Task statement
Determine how many lines include the word "value", then give that number and nothing more.

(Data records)
::::::::

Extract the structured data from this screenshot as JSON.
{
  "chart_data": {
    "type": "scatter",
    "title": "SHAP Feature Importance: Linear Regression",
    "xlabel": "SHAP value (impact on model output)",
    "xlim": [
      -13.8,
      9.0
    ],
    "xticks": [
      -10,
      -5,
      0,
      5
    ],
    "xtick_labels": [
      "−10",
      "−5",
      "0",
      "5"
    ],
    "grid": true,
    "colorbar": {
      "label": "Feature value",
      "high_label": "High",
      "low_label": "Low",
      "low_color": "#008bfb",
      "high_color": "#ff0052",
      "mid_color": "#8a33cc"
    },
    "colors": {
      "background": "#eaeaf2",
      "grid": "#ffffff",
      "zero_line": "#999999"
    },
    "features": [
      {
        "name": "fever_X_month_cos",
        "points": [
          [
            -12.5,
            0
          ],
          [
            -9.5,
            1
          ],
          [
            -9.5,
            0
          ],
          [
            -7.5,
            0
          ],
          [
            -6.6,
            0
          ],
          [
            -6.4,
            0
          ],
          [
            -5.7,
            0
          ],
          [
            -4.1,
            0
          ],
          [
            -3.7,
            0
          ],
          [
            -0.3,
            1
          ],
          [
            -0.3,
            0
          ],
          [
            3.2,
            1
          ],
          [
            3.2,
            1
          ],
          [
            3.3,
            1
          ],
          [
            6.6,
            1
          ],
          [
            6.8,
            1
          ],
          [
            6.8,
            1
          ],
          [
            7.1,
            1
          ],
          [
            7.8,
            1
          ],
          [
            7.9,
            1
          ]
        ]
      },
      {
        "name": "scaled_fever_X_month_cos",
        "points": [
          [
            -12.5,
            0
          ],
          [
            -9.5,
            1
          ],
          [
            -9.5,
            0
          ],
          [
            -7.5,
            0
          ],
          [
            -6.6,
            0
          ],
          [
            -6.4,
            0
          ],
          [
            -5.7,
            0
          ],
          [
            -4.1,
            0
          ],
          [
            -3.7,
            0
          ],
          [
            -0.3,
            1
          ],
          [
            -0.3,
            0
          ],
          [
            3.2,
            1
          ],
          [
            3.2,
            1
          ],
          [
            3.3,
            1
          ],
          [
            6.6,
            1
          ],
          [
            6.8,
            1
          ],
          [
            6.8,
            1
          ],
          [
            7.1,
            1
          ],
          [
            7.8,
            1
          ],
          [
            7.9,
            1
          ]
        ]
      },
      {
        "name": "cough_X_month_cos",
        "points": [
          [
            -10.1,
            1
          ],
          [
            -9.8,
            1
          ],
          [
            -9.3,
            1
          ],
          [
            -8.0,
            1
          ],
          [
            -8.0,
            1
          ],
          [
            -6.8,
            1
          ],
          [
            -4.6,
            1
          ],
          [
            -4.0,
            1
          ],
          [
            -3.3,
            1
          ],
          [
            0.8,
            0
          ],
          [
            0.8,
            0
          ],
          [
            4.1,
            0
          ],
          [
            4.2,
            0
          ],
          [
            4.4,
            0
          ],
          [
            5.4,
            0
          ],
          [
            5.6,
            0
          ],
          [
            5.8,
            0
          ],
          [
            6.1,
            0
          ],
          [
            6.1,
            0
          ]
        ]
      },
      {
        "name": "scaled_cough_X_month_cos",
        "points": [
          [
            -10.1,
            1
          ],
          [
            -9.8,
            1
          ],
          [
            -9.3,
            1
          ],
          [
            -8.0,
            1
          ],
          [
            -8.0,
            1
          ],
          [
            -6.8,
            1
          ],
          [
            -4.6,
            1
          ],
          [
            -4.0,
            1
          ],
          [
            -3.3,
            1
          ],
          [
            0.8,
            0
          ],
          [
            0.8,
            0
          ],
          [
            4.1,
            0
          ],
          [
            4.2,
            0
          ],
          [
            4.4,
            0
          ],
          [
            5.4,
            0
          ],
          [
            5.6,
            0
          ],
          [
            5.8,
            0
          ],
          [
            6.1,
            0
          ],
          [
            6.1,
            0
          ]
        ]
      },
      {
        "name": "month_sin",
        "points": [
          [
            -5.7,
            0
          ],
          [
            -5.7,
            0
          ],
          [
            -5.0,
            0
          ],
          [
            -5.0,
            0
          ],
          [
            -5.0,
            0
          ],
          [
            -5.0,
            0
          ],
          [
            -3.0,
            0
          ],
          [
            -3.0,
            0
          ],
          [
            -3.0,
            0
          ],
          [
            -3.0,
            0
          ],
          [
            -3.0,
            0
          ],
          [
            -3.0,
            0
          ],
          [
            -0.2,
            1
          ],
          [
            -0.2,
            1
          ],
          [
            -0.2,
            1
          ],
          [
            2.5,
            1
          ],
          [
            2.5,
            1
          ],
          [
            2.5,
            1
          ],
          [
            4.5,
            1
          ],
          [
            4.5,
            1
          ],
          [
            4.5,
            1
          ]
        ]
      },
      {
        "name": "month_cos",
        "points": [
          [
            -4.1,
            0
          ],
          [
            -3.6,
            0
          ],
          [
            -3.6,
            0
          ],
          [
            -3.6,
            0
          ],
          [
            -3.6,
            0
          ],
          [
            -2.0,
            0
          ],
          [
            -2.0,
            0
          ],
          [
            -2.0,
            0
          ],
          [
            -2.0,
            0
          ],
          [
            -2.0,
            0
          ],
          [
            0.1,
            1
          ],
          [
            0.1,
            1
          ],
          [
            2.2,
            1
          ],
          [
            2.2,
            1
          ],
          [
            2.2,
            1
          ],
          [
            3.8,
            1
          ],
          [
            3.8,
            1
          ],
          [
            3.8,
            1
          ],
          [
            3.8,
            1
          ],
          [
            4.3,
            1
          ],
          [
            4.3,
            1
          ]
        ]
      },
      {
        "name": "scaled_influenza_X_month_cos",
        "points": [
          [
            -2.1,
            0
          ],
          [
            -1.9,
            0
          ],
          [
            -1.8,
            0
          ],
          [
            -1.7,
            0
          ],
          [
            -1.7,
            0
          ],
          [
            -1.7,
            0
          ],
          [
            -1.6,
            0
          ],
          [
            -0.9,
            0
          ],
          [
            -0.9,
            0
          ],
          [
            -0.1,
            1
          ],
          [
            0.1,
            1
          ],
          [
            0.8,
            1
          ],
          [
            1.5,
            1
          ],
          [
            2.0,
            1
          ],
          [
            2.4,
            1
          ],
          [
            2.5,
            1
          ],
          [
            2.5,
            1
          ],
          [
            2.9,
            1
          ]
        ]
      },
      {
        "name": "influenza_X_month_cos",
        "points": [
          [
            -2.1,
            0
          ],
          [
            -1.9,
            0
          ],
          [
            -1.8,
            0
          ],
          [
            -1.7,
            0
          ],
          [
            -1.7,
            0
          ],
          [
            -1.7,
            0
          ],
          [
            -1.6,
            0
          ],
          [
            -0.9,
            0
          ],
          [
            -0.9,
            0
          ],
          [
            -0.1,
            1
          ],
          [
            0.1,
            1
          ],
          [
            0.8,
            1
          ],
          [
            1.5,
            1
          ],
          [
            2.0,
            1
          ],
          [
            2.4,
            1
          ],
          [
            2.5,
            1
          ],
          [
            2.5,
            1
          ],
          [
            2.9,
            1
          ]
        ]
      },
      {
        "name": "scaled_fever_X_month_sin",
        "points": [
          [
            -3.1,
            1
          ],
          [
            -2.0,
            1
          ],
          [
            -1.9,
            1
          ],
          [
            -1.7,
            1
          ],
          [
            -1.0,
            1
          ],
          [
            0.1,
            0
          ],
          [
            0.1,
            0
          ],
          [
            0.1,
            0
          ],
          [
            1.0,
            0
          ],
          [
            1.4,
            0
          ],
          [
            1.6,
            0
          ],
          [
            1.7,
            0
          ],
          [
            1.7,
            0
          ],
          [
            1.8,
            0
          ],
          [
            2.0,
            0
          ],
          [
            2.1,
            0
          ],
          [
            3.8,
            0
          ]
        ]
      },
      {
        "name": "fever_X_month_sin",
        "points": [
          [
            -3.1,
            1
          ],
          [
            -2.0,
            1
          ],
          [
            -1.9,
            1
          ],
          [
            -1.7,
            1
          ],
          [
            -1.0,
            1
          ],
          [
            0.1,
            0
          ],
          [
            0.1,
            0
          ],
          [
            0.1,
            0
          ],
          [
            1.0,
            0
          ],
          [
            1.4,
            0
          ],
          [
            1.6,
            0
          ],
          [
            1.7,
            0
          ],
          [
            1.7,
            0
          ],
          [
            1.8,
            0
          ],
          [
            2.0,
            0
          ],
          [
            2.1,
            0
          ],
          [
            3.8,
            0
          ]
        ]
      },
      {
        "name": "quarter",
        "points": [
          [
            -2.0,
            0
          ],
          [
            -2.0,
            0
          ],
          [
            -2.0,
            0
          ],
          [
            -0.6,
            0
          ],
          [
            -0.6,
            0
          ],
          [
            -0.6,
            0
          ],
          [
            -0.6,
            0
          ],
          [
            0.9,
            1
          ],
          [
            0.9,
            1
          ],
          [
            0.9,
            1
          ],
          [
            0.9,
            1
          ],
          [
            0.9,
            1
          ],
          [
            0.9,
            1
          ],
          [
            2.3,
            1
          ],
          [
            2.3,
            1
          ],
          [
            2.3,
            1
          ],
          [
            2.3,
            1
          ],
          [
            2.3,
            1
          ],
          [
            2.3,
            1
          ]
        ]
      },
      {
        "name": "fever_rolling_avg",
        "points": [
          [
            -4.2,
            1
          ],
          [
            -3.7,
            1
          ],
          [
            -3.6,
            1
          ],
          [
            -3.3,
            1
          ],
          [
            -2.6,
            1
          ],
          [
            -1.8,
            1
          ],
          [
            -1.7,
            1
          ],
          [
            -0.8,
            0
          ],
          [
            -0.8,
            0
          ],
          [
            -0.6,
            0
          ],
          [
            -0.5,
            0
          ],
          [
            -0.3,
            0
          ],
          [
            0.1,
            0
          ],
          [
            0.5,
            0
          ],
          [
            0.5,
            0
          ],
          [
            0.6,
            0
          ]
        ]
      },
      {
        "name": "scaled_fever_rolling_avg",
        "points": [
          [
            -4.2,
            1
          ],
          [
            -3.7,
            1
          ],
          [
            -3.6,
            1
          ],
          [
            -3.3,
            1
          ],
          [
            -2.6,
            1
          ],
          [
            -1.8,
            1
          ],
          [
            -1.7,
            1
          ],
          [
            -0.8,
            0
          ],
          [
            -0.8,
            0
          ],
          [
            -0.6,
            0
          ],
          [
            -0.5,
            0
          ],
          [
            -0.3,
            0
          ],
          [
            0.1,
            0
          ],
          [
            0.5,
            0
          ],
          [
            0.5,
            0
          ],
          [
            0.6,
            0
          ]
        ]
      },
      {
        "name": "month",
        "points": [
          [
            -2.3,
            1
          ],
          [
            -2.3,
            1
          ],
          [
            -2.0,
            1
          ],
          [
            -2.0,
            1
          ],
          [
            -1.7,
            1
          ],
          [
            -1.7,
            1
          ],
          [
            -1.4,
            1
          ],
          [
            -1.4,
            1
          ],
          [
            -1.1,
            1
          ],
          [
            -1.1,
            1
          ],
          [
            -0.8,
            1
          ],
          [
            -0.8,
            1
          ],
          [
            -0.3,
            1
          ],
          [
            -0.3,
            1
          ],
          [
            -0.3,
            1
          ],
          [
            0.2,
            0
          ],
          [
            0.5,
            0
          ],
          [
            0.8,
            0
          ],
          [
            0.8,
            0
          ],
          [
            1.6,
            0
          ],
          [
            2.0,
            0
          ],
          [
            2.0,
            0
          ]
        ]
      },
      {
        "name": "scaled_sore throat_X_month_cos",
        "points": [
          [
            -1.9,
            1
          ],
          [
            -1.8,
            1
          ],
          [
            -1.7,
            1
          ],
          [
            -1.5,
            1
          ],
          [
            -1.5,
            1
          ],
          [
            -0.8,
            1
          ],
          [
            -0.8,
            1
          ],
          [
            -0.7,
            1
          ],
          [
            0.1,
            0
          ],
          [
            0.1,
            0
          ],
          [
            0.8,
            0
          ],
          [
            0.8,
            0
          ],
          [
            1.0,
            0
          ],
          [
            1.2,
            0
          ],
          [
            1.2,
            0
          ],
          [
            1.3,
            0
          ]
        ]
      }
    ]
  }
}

::::::::

Answer to the problem
2